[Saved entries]
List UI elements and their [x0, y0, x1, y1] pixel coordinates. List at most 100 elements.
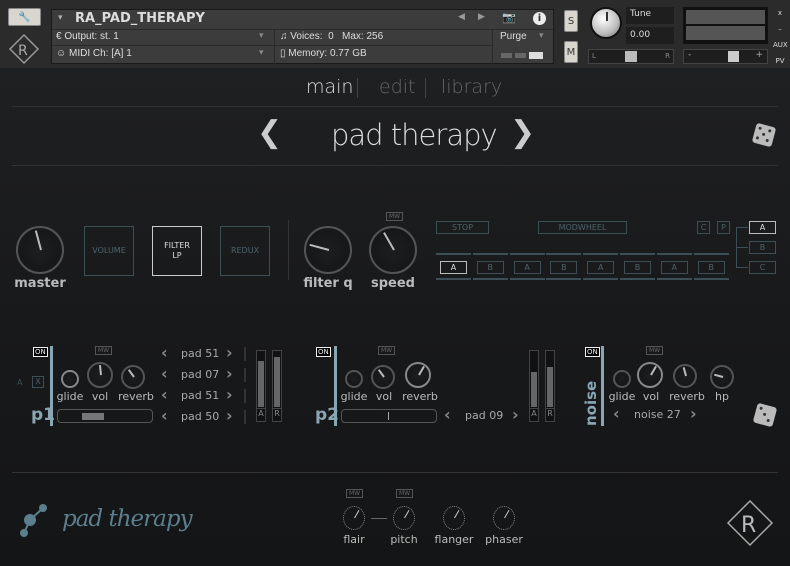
modwheel-button[interactable]: MODWHEEL — [538, 221, 627, 234]
p1-reverb-knob[interactable] — [121, 365, 145, 389]
abc-select-c[interactable]: C — [749, 261, 776, 274]
p1-vol-label: vol — [91, 390, 109, 403]
p-button[interactable]: P — [717, 221, 730, 234]
flair-knob[interactable] — [343, 506, 365, 530]
sequence-step-7[interactable]: A — [660, 261, 688, 274]
p2-next-pad-arrow[interactable]: › — [512, 405, 519, 424]
fx-mw-badge[interactable]: MW — [346, 489, 364, 498]
sequence-step-1[interactable]: A — [440, 261, 467, 274]
brand-r-logo-icon: R — [726, 499, 774, 547]
close-button[interactable]: x — [773, 5, 787, 21]
flanger-label: flanger — [434, 533, 474, 546]
noise-prev-arrow[interactable]: ‹ — [613, 404, 620, 423]
pan-slider[interactable]: L R — [588, 49, 674, 64]
solo-button[interactable]: S — [564, 10, 578, 32]
noise-vol-knob[interactable] — [637, 362, 663, 388]
p1-release-meter[interactable]: R — [272, 350, 282, 422]
p1-prev-pad-arrow[interactable]: ‹ — [161, 364, 168, 383]
speed-knob[interactable] — [369, 226, 417, 274]
filter-q-knob[interactable] — [304, 226, 352, 274]
info-icon[interactable]: i — [533, 12, 546, 25]
sequence-step-bar — [620, 278, 655, 280]
tab-main[interactable]: main — [306, 76, 353, 98]
output-selector[interactable]: € Output: st. 1 — [56, 31, 119, 42]
midi-channel-selector[interactable]: ☺ MIDI Ch: [A] 1 — [56, 48, 132, 59]
mw-badge[interactable]: MW — [386, 212, 404, 221]
p1-attack-meter[interactable]: A — [256, 350, 266, 422]
noise-mw-badge[interactable]: MW — [646, 346, 664, 355]
volume-mode-button[interactable]: VOLUME — [84, 226, 134, 276]
c-button[interactable]: C — [697, 221, 710, 234]
pad-therapy-logo-icon — [20, 504, 47, 537]
p2-on-toggle[interactable]: ON — [316, 347, 331, 357]
p1-a-label: A — [17, 378, 23, 387]
p1-next-pad-arrow[interactable]: › — [226, 385, 233, 404]
stop-button[interactable]: STOP — [436, 221, 489, 234]
prev-instrument-icon[interactable]: ◀ — [458, 12, 465, 22]
p1-pad-name: pad 51 — [181, 347, 220, 360]
sequence-step-8[interactable]: B — [697, 261, 725, 274]
fx-mw-badge[interactable]: MW — [396, 489, 414, 498]
p2-release-meter[interactable]: R — [545, 350, 555, 422]
sequence-step-bar — [656, 278, 692, 280]
dropdown-arrow-icon[interactable]: ▾ — [58, 13, 63, 23]
purge-button[interactable]: Purge — [500, 31, 527, 42]
p1-prev-pad-arrow[interactable]: ‹ — [161, 385, 168, 404]
p1-glide-knob[interactable] — [61, 370, 79, 388]
p1-on-toggle[interactable]: ON — [33, 347, 48, 357]
sequence-step-5[interactable]: A — [587, 261, 615, 274]
p1-next-pad-arrow[interactable]: › — [226, 406, 233, 425]
noise-on-toggle[interactable]: ON — [585, 347, 600, 357]
abc-select-b[interactable]: B — [749, 241, 776, 254]
noise-hp-knob[interactable] — [710, 365, 734, 389]
p1-next-pad-arrow[interactable]: › — [226, 364, 233, 383]
wrench-icon[interactable]: 🔧 — [8, 8, 41, 26]
tab-edit[interactable]: edit — [379, 76, 415, 98]
sequence-step-bar — [472, 253, 508, 255]
sequence-step-4[interactable]: B — [550, 261, 578, 274]
noise-reverb-knob[interactable] — [673, 364, 697, 388]
p2-reverb-knob[interactable] — [405, 362, 431, 388]
tune-knob[interactable] — [590, 7, 622, 39]
minimize-button[interactable]: – — [773, 21, 787, 37]
p2-mw-badge[interactable]: MW — [378, 346, 396, 355]
camera-icon[interactable]: 📷 — [502, 11, 516, 24]
p1-mw-badge[interactable]: MW — [95, 346, 113, 355]
sequence-step-3[interactable]: A — [513, 261, 541, 274]
p2-glide-knob[interactable] — [345, 370, 363, 388]
p2-glide-range-slider[interactable] — [341, 409, 437, 423]
pv-button[interactable]: PV — [773, 53, 787, 69]
sequence-step-bar — [509, 278, 545, 280]
filter-lp-mode-button[interactable]: FILTER LP — [152, 226, 202, 276]
p1-vol-knob[interactable] — [87, 362, 113, 388]
pitch-knob[interactable] — [393, 506, 415, 530]
flanger-knob[interactable] — [443, 506, 465, 530]
noise-glide-knob[interactable] — [613, 370, 631, 388]
sequence-step-2[interactable]: B — [476, 261, 504, 274]
sequence-step-bar — [472, 278, 508, 280]
noise-next-arrow[interactable]: › — [690, 404, 697, 423]
p2-attack-meter[interactable]: A — [529, 350, 539, 422]
p2-prev-pad-arrow[interactable]: ‹ — [444, 405, 451, 424]
sequence-step-6[interactable]: B — [624, 261, 651, 274]
p1-next-pad-arrow[interactable]: › — [226, 343, 233, 362]
aux-button[interactable]: AUX — [773, 37, 788, 53]
master-knob[interactable] — [16, 226, 64, 274]
volume-slider[interactable]: - + — [683, 49, 768, 64]
phaser-label: phaser — [485, 533, 523, 546]
p1-x-button[interactable]: X — [32, 376, 44, 388]
kontakt-header: 🔧 R ▾ RA_PAD_THERAPY ◀ ▶ 📷 i € Output: s… — [0, 0, 790, 68]
instrument-name[interactable]: RA_PAD_THERAPY — [75, 11, 205, 26]
p1-prev-pad-arrow[interactable]: ‹ — [161, 343, 168, 362]
phaser-knob[interactable] — [493, 506, 515, 530]
p2-vol-knob[interactable] — [371, 365, 395, 389]
redux-mode-button[interactable]: REDUX — [220, 226, 270, 276]
next-instrument-icon[interactable]: ▶ — [478, 12, 485, 22]
next-preset-arrow[interactable]: ❯ — [510, 115, 535, 150]
p1-prev-pad-arrow[interactable]: ‹ — [161, 406, 168, 425]
mute-button[interactable]: M — [564, 41, 578, 63]
prev-preset-arrow[interactable]: ❮ — [257, 115, 282, 150]
p1-glide-range-slider[interactable] — [57, 409, 153, 423]
abc-select-a[interactable]: A — [749, 221, 776, 234]
tab-library[interactable]: library — [441, 76, 502, 98]
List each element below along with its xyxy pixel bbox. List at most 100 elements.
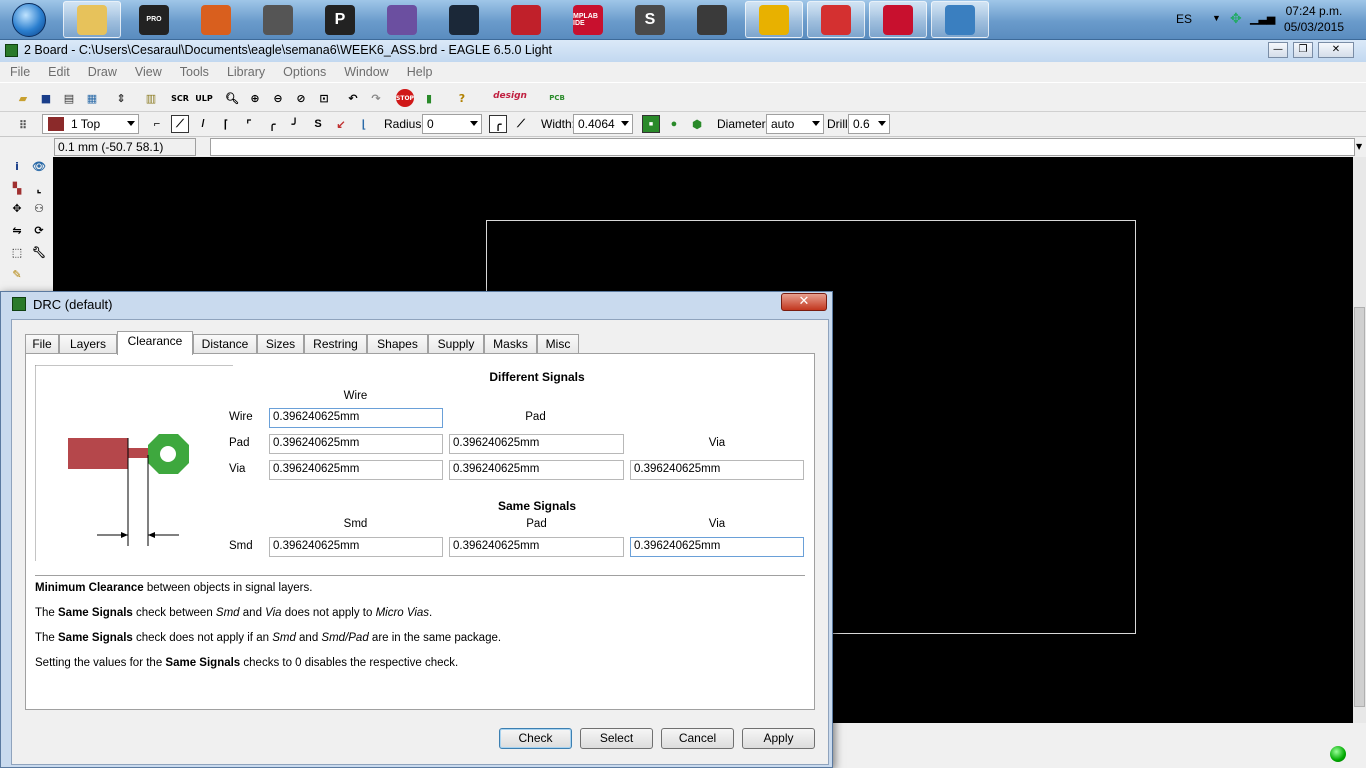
menu-file[interactable]: File xyxy=(10,65,30,79)
taskbar-app-mplab[interactable]: MPLAB IDE xyxy=(559,1,617,38)
go-icon[interactable]: ▮ xyxy=(420,89,438,107)
pad-wire-input[interactable]: 0.396240625mm xyxy=(269,434,443,454)
pcb-quote-icon[interactable]: PCB xyxy=(538,89,576,107)
undo-icon[interactable]: ↶ xyxy=(344,89,362,107)
taskbar-app-app11[interactable] xyxy=(683,1,741,38)
vertical-scrollbar[interactable] xyxy=(1353,157,1366,723)
menu-tools[interactable]: Tools xyxy=(180,65,209,79)
start-button[interactable] xyxy=(4,1,54,39)
tab-supply[interactable]: Supply xyxy=(428,334,484,354)
zoom-out-icon[interactable]: ⊖ xyxy=(269,89,287,107)
tab-layers[interactable]: Layers xyxy=(59,334,117,354)
taskbar-app-eagle[interactable] xyxy=(807,1,865,38)
bend-style-4-icon[interactable]: ⌈ xyxy=(217,115,235,133)
menu-window[interactable]: Window xyxy=(344,65,388,79)
taskbar-app-autocad[interactable] xyxy=(497,1,555,38)
smd-smd-input[interactable]: 0.396240625mm xyxy=(269,537,443,557)
print-icon[interactable]: ▤ xyxy=(60,89,78,107)
bend-style-3-icon[interactable]: / xyxy=(194,115,212,133)
script-icon[interactable]: SCR xyxy=(171,89,189,107)
tab-distance[interactable]: Distance xyxy=(193,334,257,354)
menu-help[interactable]: Help xyxy=(407,65,433,79)
wire-wire-input[interactable]: 0.396240625mm xyxy=(269,408,443,428)
width-input[interactable]: 0.4064 xyxy=(573,114,633,134)
taskbar-app-explorer[interactable] xyxy=(63,1,121,38)
group-icon[interactable]: ⬚ xyxy=(8,243,26,261)
menu-draw[interactable]: Draw xyxy=(88,65,117,79)
bend-style-2-icon[interactable]: ⟋ xyxy=(171,115,189,133)
tab-clearance[interactable]: Clearance xyxy=(117,331,193,355)
tab-shapes[interactable]: Shapes xyxy=(367,334,428,354)
dialog-close-button[interactable]: ✕ xyxy=(781,293,827,311)
round-corner-icon[interactable]: ╭ xyxy=(489,115,507,133)
follow-me-2-icon[interactable]: ⌊ xyxy=(355,115,373,133)
cam-icon[interactable]: ▦ xyxy=(83,89,101,107)
redo-icon[interactable]: ↷ xyxy=(367,89,385,107)
follow-me-icon[interactable]: ↙ xyxy=(332,115,350,133)
library-icon[interactable]: ▥ xyxy=(142,89,160,107)
show-icon[interactable]: 👁︎ xyxy=(30,157,48,175)
use-library-icon[interactable]: ⇕ xyxy=(112,89,130,107)
via-square-icon[interactable]: ■ xyxy=(642,115,660,133)
zoom-fit-icon[interactable]: 🔍︎ xyxy=(223,89,241,107)
taskbar-app-inkscape[interactable] xyxy=(249,1,307,38)
cancel-button[interactable]: Cancel xyxy=(661,728,734,749)
layer-select[interactable]: 1 Top xyxy=(42,114,139,134)
radius-input[interactable]: 0 xyxy=(422,114,482,134)
bend-style-5-icon[interactable]: ⌜ xyxy=(240,115,258,133)
stop-icon[interactable]: STOP xyxy=(396,89,414,107)
dropbox-icon[interactable]: ✥ xyxy=(1230,10,1242,27)
tab-restring[interactable]: Restring xyxy=(304,334,367,354)
taskbar-app-photos[interactable] xyxy=(931,1,989,38)
select-button[interactable]: Select xyxy=(580,728,653,749)
menu-view[interactable]: View xyxy=(135,65,162,79)
info-icon[interactable]: i xyxy=(8,157,26,175)
taskbar-app-eagle-pro[interactable]: PRO xyxy=(125,1,183,38)
change-icon[interactable]: 🔧︎ xyxy=(30,243,48,261)
taskbar-app-sublime[interactable]: S xyxy=(621,1,679,38)
chevron-down-icon[interactable]: ▼ xyxy=(1212,13,1221,23)
smd-via-input[interactable]: 0.396240625mm xyxy=(630,537,804,557)
menu-edit[interactable]: Edit xyxy=(48,65,70,79)
bend-style-7-icon[interactable]: ╯ xyxy=(286,115,304,133)
language-indicator[interactable]: ES xyxy=(1176,12,1192,26)
save-icon[interactable]: ■ xyxy=(37,89,55,107)
via-round-icon[interactable]: ● xyxy=(665,115,683,133)
taskbar-app-app6[interactable] xyxy=(373,1,431,38)
diameter-input[interactable]: auto xyxy=(766,114,824,134)
grid-icon[interactable]: ⠿ xyxy=(14,116,32,134)
scrollbar-thumb[interactable] xyxy=(1354,307,1365,707)
pad-pad-input[interactable]: 0.396240625mm xyxy=(449,434,624,454)
command-line-input[interactable] xyxy=(210,138,1355,156)
mirror-icon[interactable]: ⇋ xyxy=(8,221,26,239)
minimize-button[interactable]: — xyxy=(1268,42,1288,58)
via-wire-input[interactable]: 0.396240625mm xyxy=(269,460,443,480)
miter-icon[interactable]: ⟋ xyxy=(512,115,530,133)
zoom-in-icon[interactable]: ⊕ xyxy=(246,89,264,107)
maximize-button[interactable]: ❐ xyxy=(1293,42,1313,58)
via-pad-input[interactable]: 0.396240625mm xyxy=(449,460,624,480)
help-icon[interactable]: ? xyxy=(453,89,471,107)
ulp-icon[interactable]: ULP xyxy=(195,89,213,107)
bend-style-6-icon[interactable]: ╭ xyxy=(263,115,281,133)
copy-icon[interactable]: ⚇ xyxy=(30,199,48,217)
signal-icon[interactable]: ▁▃▅ xyxy=(1250,12,1275,25)
bend-style-1-icon[interactable]: ⌐ xyxy=(148,115,166,133)
smd-pad-input[interactable]: 0.396240625mm xyxy=(449,537,624,557)
rotate-icon[interactable]: ⟳ xyxy=(30,221,48,239)
menu-options[interactable]: Options xyxy=(283,65,326,79)
taskbar-app-chrome[interactable] xyxy=(745,1,803,38)
taskbar-app-acrobat[interactable] xyxy=(869,1,927,38)
move-icon[interactable]: ✥ xyxy=(8,199,26,217)
tab-misc[interactable]: Misc xyxy=(537,334,579,354)
tab-file[interactable]: File xyxy=(25,334,59,354)
via-octagon-icon[interactable]: ⬢ xyxy=(688,115,706,133)
designlink-icon[interactable]: design xyxy=(488,87,532,105)
display-icon[interactable]: ▚ xyxy=(8,179,26,197)
drill-input[interactable]: 0.6 xyxy=(848,114,890,134)
mark-icon[interactable]: ⌞ xyxy=(30,179,48,197)
tab-masks[interactable]: Masks xyxy=(484,334,537,354)
check-button[interactable]: Check xyxy=(499,728,572,749)
close-button[interactable]: ✕ xyxy=(1318,42,1354,58)
open-icon[interactable]: ▰ xyxy=(14,89,32,107)
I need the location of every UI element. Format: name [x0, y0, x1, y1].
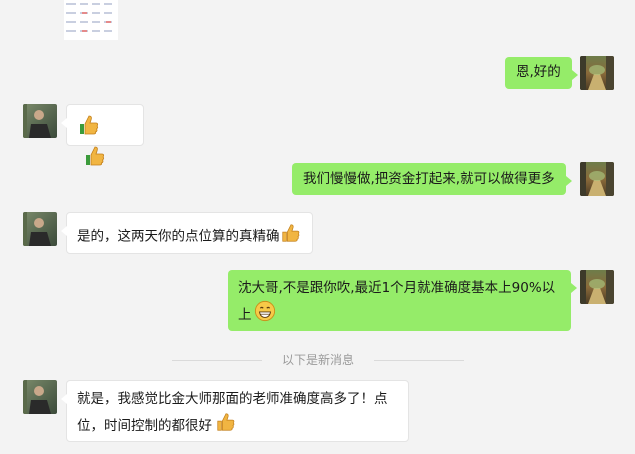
shared-image-thumbnail[interactable]: [64, 0, 118, 40]
message-text-line: 沈大哥,不是跟你吹,最近1个月就准确度基本上90%以: [238, 280, 556, 296]
my-avatar[interactable]: [580, 270, 614, 304]
message-bubble-incoming[interactable]: [61, 104, 144, 166]
my-avatar[interactable]: [580, 56, 614, 90]
message-bubble-outgoing[interactable]: 恩,好的: [505, 57, 578, 89]
thumbs-up-icon: [77, 113, 101, 144]
message-text: 恩,好的: [516, 64, 561, 80]
message-text: 是的，这两天你的点位算的真精确: [77, 228, 280, 245]
message-bubble-incoming[interactable]: 就是，我感觉比金大师那面的老师准确度高多了！点 位，时间控制的都很好: [61, 380, 409, 442]
contact-avatar[interactable]: [23, 104, 57, 138]
thumbs-up-icon: [280, 222, 302, 251]
message-text-line: 上: [238, 307, 252, 323]
divider-label: 以下是新消息: [281, 353, 354, 367]
thumbs-up-icon: [83, 144, 107, 175]
message-bubble-outgoing[interactable]: 我们慢慢做,把资金打起来,就可以做得更多: [292, 163, 572, 195]
my-avatar[interactable]: [580, 162, 614, 196]
message-bubble-incoming[interactable]: 是的，这两天你的点位算的真精确: [61, 212, 313, 254]
message-text-line: 就是，我感觉比金大师那面的老师准确度高多了！点: [77, 391, 388, 407]
message-text: 我们慢慢做,把资金打起来,就可以做得更多: [303, 171, 555, 187]
thumbs-up-icon: [215, 411, 237, 441]
message-bubble-outgoing[interactable]: 沈大哥,不是跟你吹,最近1个月就准确度基本上90%以 上: [228, 270, 577, 331]
contact-avatar[interactable]: [23, 212, 57, 246]
contact-avatar[interactable]: [23, 380, 57, 414]
message-text-line: 位，时间控制的都很好: [77, 418, 212, 434]
new-messages-divider: 以下是新消息: [172, 352, 464, 368]
grin-emoji-icon: [254, 300, 276, 330]
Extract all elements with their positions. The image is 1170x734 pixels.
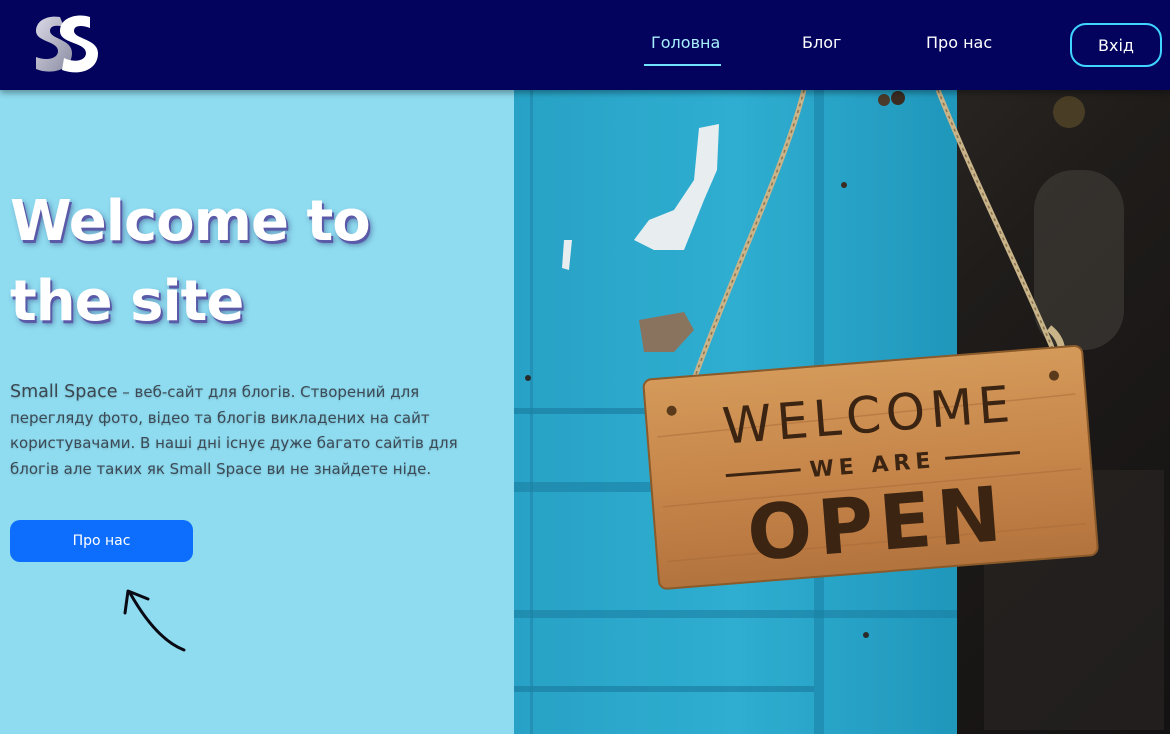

### Task instructions
In the stretch of data from the line containing "shared-image-thumbnail[interactable]: [64, 0, 118, 40]" through the line containing "my-avatar[interactable]: [580, 56, 614, 90]", switch "my-avatar" to "self-avatar". Write out those lines again with nothing else altered.

### The reply
shared-image-thumbnail[interactable]: [64, 0, 118, 40]
message-text-line: 沈大哥,不是跟你吹,最近1个月就准确度基本上90%以: [238, 280, 556, 296]
self-avatar[interactable]: [580, 270, 614, 304]
message-bubble-incoming[interactable]: [61, 104, 144, 166]
self-avatar[interactable]: [580, 56, 614, 90]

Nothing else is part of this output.